Entries provided:
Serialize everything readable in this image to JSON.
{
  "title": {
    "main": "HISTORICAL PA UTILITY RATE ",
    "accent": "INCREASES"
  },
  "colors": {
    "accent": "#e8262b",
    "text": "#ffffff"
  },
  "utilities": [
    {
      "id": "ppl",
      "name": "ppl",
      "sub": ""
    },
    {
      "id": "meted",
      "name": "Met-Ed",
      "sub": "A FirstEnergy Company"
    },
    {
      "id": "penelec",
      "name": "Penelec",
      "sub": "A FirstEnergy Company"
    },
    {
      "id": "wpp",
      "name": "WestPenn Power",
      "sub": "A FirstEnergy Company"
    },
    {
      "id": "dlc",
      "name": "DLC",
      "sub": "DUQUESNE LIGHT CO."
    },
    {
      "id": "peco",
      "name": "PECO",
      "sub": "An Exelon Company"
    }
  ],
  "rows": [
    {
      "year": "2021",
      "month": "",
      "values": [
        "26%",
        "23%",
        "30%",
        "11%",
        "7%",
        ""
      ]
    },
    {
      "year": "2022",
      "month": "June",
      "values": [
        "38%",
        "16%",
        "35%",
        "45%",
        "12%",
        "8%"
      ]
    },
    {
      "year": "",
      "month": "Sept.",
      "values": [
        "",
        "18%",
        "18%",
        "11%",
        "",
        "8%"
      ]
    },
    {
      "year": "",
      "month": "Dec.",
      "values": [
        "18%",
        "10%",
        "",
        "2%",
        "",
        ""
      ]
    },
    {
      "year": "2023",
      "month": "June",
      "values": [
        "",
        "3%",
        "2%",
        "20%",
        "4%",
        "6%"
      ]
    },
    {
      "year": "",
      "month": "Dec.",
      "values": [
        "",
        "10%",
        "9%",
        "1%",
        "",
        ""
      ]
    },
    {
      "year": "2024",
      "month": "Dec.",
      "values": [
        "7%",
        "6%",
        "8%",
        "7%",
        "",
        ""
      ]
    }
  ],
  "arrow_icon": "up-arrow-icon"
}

Task instructions:
Tell how many lines contain the word "year", using only the number.

Complete response:
7